*Work to complete*:
Would you set down every entry shown below, precisely as written?

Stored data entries
* BEGIN *
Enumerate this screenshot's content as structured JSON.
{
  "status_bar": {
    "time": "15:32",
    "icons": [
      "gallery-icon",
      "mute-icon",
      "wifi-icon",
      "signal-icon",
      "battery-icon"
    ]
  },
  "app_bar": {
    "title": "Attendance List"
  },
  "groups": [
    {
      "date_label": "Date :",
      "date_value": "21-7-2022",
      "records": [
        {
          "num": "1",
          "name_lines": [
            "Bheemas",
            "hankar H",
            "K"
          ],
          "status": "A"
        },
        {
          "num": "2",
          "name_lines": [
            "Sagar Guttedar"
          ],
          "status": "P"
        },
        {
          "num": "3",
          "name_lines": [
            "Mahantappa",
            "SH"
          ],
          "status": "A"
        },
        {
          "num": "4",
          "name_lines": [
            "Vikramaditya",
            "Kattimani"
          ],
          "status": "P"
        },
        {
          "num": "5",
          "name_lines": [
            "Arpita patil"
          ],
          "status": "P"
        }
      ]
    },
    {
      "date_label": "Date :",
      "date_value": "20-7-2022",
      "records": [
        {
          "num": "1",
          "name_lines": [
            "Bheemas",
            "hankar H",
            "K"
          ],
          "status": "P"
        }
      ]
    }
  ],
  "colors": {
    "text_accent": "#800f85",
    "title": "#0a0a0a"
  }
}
* END *
*Solution to this task*:
Enumerate this screenshot's content as structured JSON.
{
  "status_bar": {
    "time": "15:32",
    "icons": [
      "gallery-icon",
      "mute-icon",
      "wifi-icon",
      "signal-icon",
      "battery-icon"
    ]
  },
  "app_bar": {
    "title": "Attendance List"
  },
  "groups": [
    {
      "date_label": "Date :",
      "date_value": "21-7-2022",
      "records": [
        {
          "num": "1",
          "name_lines": [
            "Bheemas",
            "hankar H",
            "K"
          ],
          "status": "A"
        },
        {
          "num": "2",
          "name_lines": [
            "Sagar Guttedar"
          ],
          "status": "P"
        },
        {
          "num": "3",
          "name_lines": [
            "Mahantappa",
            "SH"
          ],
          "status": "A"
        },
        {
          "num": "4",
          "name_lines": [
            "Vikramaditya",
            "Kattimani"
          ],
          "status": "P"
        },
        {
          "num": "5",
          "name_lines": [
            "Arpita patil"
          ],
          "status": "P"
        }
      ]
    },
    {
      "date_label": "Date :",
      "date_value": "20-7-2022",
      "records": [
        {
          "num": "1",
          "name_lines": [
            "Bheemas",
            "hankar H",
            "K"
          ],
          "status": "P"
        }
      ]
    }
  ],
  "colors": {
    "text_accent": "#800f85",
    "title": "#0a0a0a"
  }
}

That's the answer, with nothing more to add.